*THE PROBLEM*
Below are the records; pull every line that includes "Prag".

--- RECORD EXCERPTS ---

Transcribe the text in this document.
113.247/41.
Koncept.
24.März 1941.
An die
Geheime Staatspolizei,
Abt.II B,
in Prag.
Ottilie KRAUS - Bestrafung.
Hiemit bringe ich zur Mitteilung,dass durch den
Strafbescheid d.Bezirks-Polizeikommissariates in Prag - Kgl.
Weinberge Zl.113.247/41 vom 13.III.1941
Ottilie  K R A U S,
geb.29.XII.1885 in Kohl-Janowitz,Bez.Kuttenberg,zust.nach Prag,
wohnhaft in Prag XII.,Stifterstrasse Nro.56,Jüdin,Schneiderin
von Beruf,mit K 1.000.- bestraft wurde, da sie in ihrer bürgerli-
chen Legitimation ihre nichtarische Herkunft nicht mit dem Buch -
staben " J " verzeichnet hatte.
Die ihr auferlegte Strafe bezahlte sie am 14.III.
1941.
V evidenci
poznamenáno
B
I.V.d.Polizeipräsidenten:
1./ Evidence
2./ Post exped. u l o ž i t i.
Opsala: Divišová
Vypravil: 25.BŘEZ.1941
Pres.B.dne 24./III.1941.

---
--- RECORD EXCERPTS ---

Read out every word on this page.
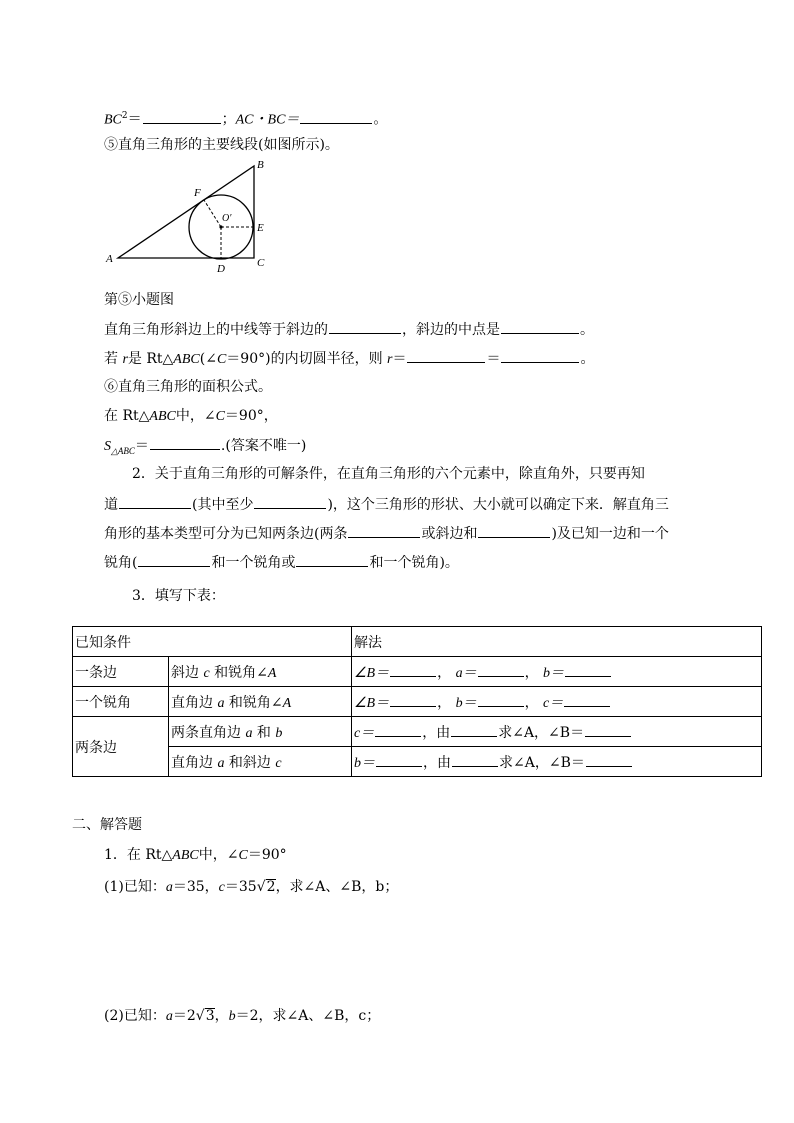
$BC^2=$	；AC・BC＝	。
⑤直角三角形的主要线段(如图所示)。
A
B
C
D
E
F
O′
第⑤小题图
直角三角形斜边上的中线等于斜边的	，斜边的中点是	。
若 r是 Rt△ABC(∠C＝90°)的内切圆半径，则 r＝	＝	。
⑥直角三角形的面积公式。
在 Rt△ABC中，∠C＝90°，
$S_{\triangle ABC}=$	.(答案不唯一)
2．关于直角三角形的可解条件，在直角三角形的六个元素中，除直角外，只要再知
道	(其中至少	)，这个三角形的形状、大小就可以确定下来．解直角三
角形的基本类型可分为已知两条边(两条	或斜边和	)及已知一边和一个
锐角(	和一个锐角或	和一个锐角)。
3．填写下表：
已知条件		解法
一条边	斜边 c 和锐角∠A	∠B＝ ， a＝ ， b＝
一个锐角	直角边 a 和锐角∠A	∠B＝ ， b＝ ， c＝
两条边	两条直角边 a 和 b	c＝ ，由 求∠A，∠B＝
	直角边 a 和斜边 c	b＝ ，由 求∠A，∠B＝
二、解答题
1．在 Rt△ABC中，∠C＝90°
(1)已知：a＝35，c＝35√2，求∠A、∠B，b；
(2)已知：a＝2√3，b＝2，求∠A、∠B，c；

---

*FINISHED EXERCISE*
in Prag.
Strafbescheid d.Bezirks-Polizeikommissariates in Prag - Kgl.
geb.29.XII.1885 in Kohl-Janowitz,Bez.Kuttenberg,zust.nach Prag,
wohnhaft in Prag XII.,Stifterstrasse Nro.56,Jüdin,Schneiderin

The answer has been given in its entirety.